▸ TASK TO COMPLETE: Filter these entries so that only lines with the word "https" remain.

▸ Records excerpted from a collection:
* BEGIN *

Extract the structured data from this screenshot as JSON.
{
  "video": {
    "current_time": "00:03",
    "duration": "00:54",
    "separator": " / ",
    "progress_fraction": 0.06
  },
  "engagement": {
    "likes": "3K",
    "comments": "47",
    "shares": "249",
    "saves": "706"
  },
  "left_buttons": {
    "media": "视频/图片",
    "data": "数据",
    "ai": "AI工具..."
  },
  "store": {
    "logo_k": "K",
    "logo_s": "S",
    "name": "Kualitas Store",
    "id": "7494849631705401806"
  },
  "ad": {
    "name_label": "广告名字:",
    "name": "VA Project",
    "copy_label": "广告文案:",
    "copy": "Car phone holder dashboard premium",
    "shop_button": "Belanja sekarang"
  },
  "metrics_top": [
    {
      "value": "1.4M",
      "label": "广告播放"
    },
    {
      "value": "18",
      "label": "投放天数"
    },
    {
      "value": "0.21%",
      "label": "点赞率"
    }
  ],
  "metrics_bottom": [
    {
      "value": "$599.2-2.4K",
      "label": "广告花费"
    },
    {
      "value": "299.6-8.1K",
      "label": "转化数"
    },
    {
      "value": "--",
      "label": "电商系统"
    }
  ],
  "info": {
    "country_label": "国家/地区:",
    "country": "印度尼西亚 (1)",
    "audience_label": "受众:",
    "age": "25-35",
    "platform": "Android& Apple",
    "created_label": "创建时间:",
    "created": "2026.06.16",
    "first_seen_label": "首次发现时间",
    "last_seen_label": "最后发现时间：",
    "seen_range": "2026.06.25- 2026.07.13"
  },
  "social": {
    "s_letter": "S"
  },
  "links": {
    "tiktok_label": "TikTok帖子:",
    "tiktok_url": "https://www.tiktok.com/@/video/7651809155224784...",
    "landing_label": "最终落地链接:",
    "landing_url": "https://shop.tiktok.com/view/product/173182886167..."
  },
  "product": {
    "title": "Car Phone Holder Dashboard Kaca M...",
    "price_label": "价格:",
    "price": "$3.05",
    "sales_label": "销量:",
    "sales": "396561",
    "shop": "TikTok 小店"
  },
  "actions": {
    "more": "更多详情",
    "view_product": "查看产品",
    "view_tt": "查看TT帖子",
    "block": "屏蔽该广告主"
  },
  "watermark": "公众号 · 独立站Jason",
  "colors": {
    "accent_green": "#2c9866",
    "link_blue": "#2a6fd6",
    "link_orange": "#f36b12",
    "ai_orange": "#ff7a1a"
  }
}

* END *

▸ OUTPUT OF THE EXERCISE:
    "tiktok_url": "https://www.tiktok.com/@/video/7651809155224784...",
    "landing_url": "https://shop.tiktok.com/view/product/173182886167..."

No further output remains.